- [Your objective] Transcribe the entries exactly; images are not part of the copy.

- [Dataset records]
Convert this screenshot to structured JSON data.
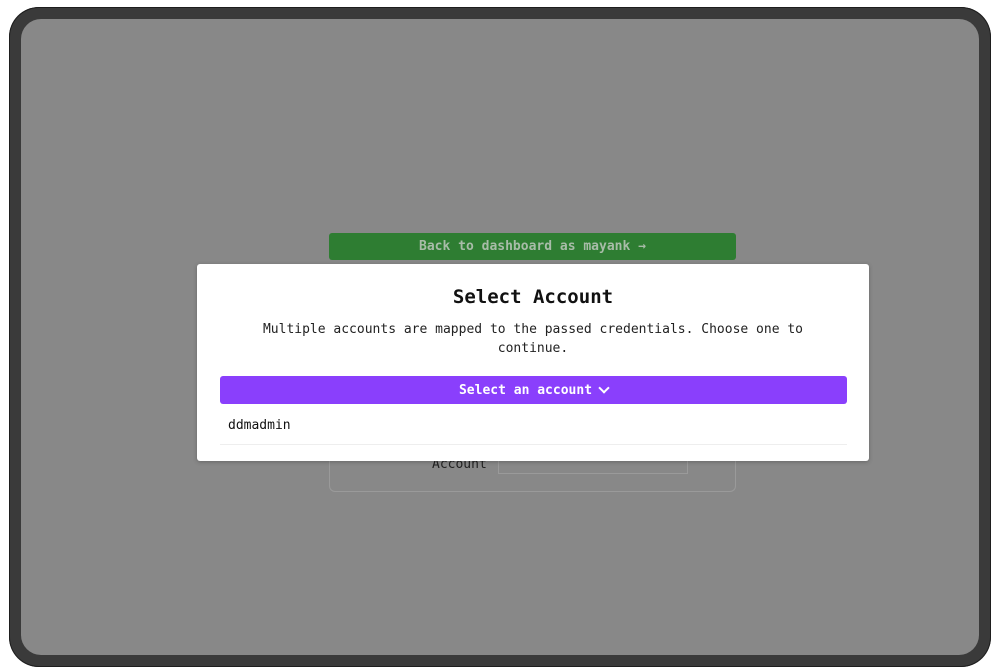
{
  "background": {
    "back_button_label": "Back to dashboard as mayank →",
    "account_label": "Account"
  },
  "modal": {
    "title": "Select Account",
    "description": "Multiple accounts are mapped to the passed credentials. Choose one to continue.",
    "select_button_label": "Select an account",
    "options": [
      {
        "label": "ddmadmin"
      }
    ]
  },
  "colors": {
    "overlay": "#888888",
    "accent": "#8a3ffc",
    "back_button": "#2e7d32"
  }
}
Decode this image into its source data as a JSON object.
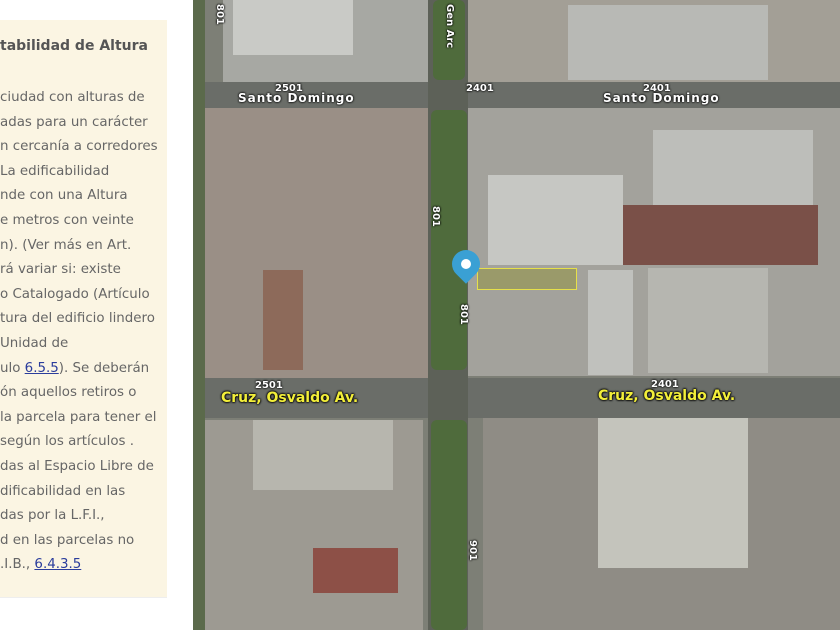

- [Output of the exercise]
Convert this screenshot to structured JSON data.
{
  "background": {
    "back_button_label": "Back to dashboard as mayank →",
    "account_label": "Account"
  },
  "modal": {
    "title": "Select Account",
    "description": "Multiple accounts are mapped to the passed credentials. Choose one to continue.",
    "select_button_label": "Select an account",
    "options": [
      {
        "label": "ddmadmin"
      }
    ]
  },
  "colors": {
    "overlay": "#888888",
    "accent": "#8a3ffc",
    "back_button": "#2e7d32"
  }
}
Decode this image into its source data as a JSON object.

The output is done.